** START OF INFORMATION PROVIDED **

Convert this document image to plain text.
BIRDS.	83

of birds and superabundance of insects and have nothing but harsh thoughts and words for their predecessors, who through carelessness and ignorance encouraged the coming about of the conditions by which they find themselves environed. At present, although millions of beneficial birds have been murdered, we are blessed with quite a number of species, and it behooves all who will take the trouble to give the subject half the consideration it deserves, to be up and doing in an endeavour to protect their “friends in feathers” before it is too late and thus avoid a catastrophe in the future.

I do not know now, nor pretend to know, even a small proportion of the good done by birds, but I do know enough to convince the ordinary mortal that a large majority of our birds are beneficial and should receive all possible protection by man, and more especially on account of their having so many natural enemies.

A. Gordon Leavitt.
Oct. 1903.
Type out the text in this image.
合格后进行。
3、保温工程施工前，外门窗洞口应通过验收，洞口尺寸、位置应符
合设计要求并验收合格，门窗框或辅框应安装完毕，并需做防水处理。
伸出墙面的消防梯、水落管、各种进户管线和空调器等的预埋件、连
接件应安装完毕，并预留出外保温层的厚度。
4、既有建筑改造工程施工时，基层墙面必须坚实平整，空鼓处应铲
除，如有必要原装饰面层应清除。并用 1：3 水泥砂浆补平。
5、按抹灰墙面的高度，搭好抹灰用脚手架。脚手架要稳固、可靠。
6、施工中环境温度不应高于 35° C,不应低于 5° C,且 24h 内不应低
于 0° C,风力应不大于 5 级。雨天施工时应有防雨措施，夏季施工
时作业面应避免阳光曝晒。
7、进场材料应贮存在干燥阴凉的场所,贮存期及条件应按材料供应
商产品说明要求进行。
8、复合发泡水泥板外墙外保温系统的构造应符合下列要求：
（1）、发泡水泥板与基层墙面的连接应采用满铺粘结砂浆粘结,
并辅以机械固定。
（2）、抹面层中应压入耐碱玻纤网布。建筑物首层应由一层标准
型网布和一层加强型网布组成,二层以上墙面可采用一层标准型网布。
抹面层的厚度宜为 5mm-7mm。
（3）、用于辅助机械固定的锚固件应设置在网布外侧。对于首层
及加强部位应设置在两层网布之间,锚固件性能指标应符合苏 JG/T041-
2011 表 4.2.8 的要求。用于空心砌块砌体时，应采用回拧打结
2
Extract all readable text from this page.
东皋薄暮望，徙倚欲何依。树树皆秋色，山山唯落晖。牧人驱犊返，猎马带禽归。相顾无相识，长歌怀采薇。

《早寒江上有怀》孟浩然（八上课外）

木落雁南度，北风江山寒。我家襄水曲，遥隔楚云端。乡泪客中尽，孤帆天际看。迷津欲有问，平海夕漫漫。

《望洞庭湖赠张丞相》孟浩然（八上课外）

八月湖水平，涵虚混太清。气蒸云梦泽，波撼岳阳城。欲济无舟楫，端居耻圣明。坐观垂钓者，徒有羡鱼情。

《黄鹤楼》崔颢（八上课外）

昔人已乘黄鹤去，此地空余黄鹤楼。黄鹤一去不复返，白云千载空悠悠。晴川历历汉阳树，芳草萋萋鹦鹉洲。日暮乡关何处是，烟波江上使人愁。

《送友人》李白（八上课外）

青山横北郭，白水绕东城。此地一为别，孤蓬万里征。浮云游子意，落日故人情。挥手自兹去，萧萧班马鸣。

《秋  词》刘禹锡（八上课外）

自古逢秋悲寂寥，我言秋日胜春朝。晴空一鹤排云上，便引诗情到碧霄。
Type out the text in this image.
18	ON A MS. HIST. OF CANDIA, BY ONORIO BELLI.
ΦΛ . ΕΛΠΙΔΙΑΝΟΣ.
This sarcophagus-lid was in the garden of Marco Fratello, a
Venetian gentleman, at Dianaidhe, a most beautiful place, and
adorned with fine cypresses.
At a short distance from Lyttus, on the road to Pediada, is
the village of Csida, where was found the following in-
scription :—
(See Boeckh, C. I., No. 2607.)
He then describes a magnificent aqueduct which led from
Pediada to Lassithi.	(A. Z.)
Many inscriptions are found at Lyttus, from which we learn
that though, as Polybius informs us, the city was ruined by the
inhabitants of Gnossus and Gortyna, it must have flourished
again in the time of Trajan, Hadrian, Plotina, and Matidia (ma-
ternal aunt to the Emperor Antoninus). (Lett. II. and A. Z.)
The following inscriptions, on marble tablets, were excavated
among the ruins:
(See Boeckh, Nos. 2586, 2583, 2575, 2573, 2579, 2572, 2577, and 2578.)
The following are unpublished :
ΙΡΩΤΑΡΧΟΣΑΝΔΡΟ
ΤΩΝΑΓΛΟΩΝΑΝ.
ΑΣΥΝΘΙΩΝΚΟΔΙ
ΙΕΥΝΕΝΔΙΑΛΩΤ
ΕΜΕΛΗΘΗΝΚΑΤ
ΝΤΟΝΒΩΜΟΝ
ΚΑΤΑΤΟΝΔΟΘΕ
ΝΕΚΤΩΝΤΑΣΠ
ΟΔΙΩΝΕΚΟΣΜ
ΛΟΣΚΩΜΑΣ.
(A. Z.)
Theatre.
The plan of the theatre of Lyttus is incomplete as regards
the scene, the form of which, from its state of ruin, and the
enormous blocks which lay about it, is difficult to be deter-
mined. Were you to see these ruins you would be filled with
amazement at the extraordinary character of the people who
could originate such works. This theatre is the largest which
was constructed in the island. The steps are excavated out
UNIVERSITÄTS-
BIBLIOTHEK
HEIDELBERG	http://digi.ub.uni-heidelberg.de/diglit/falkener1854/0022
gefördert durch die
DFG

** END OF INFORMATION PROVIDED **

§ REQUIRED TASK
Write out every record, exactly as written.

§ RESULT OF THE EXERCISE
Convert this document image to plain text.
BIRDS.	83

of birds and superabundance of insects and have nothing but harsh thoughts and words for their predecessors, who through carelessness and ignorance encouraged the coming about of the conditions by which they find themselves environed. At present, although millions of beneficial birds have been murdered, we are blessed with quite a number of species, and it behooves all who will take the trouble to give the subject half the consideration it deserves, to be up and doing in an endeavour to protect their “friends in feathers” before it is too late and thus avoid a catastrophe in the future.

I do not know now, nor pretend to know, even a small proportion of the good done by birds, but I do know enough to convince the ordinary mortal that a large majority of our birds are beneficial and should receive all possible protection by man, and more especially on account of their having so many natural enemies.

A. Gordon Leavitt.
Oct. 1903.
Type out the text in this image.
合格后进行。
3、保温工程施工前，外门窗洞口应通过验收，洞口尺寸、位置应符
合设计要求并验收合格，门窗框或辅框应安装完毕，并需做防水处理。
伸出墙面的消防梯、水落管、各种进户管线和空调器等的预埋件、连
接件应安装完毕，并预留出外保温层的厚度。
4、既有建筑改造工程施工时，基层墙面必须坚实平整，空鼓处应铲
除，如有必要原装饰面层应清除。并用 1：3 水泥砂浆补平。
5、按抹灰墙面的高度，搭好抹灰用脚手架。脚手架要稳固、可靠。
6、施工中环境温度不应高于 35° C,不应低于 5° C,且 24h 内不应低
于 0° C,风力应不大于 5 级。雨天施工时应有防雨措施，夏季施工
时作业面应避免阳光曝晒。
7、进场材料应贮存在干燥阴凉的场所,贮存期及条件应按材料供应
商产品说明要求进行。
8、复合发泡水泥板外墙外保温系统的构造应符合下列要求：
（1）、发泡水泥板与基层墙面的连接应采用满铺粘结砂浆粘结,
并辅以机械固定。
（2）、抹面层中应压入耐碱玻纤网布。建筑物首层应由一层标准
型网布和一层加强型网布组成,二层以上墙面可采用一层标准型网布。
抹面层的厚度宜为 5mm-7mm。
（3）、用于辅助机械固定的锚固件应设置在网布外侧。对于首层
及加强部位应设置在两层网布之间,锚固件性能指标应符合苏 JG/T041-
2011 表 4.2.8 的要求。用于空心砌块砌体时，应采用回拧打结
2
Extract all readable text from this page.
东皋薄暮望，徙倚欲何依。树树皆秋色，山山唯落晖。牧人驱犊返，猎马带禽归。相顾无相识，长歌怀采薇。

《早寒江上有怀》孟浩然（八上课外）

木落雁南度，北风江山寒。我家襄水曲，遥隔楚云端。乡泪客中尽，孤帆天际看。迷津欲有问，平海夕漫漫。

《望洞庭湖赠张丞相》孟浩然（八上课外）

八月湖水平，涵虚混太清。气蒸云梦泽，波撼岳阳城。欲济无舟楫，端居耻圣明。坐观垂钓者，徒有羡鱼情。

《黄鹤楼》崔颢（八上课外）

昔人已乘黄鹤去，此地空余黄鹤楼。黄鹤一去不复返，白云千载空悠悠。晴川历历汉阳树，芳草萋萋鹦鹉洲。日暮乡关何处是，烟波江上使人愁。

《送友人》李白（八上课外）

青山横北郭，白水绕东城。此地一为别，孤蓬万里征。浮云游子意，落日故人情。挥手自兹去，萧萧班马鸣。

《秋  词》刘禹锡（八上课外）

自古逢秋悲寂寥，我言秋日胜春朝。晴空一鹤排云上，便引诗情到碧霄。
Type out the text in this image.
18	ON A MS. HIST. OF CANDIA, BY ONORIO BELLI.
ΦΛ . ΕΛΠΙΔΙΑΝΟΣ.
This sarcophagus-lid was in the garden of Marco Fratello, a
Venetian gentleman, at Dianaidhe, a most beautiful place, and
adorned with fine cypresses.
At a short distance from Lyttus, on the road to Pediada, is
the village of Csida, where was found the following in-
scription :—
(See Boeckh, C. I., No. 2607.)
He then describes a magnificent aqueduct which led from
Pediada to Lassithi.	(A. Z.)
Many inscriptions are found at Lyttus, from which we learn
that though, as Polybius informs us, the city was ruined by the
inhabitants of Gnossus and Gortyna, it must have flourished
again in the time of Trajan, Hadrian, Plotina, and Matidia (ma-
ternal aunt to the Emperor Antoninus). (Lett. II. and A. Z.)
The following inscriptions, on marble tablets, were excavated
among the ruins:
(See Boeckh, Nos. 2586, 2583, 2575, 2573, 2579, 2572, 2577, and 2578.)
The following are unpublished :
ΙΡΩΤΑΡΧΟΣΑΝΔΡΟ
ΤΩΝΑΓΛΟΩΝΑΝ.
ΑΣΥΝΘΙΩΝΚΟΔΙ
ΙΕΥΝΕΝΔΙΑΛΩΤ
ΕΜΕΛΗΘΗΝΚΑΤ
ΝΤΟΝΒΩΜΟΝ
ΚΑΤΑΤΟΝΔΟΘΕ
ΝΕΚΤΩΝΤΑΣΠ
ΟΔΙΩΝΕΚΟΣΜ
ΛΟΣΚΩΜΑΣ.
(A. Z.)
Theatre.
The plan of the theatre of Lyttus is incomplete as regards
the scene, the form of which, from its state of ruin, and the
enormous blocks which lay about it, is difficult to be deter-
mined. Were you to see these ruins you would be filled with
amazement at the extraordinary character of the people who
could originate such works. This theatre is the largest which
was constructed in the island. The steps are excavated out
UNIVERSITÄTS-
BIBLIOTHEK
HEIDELBERG	http://digi.ub.uni-heidelberg.de/diglit/falkener1854/0022
gefördert durch die
DFG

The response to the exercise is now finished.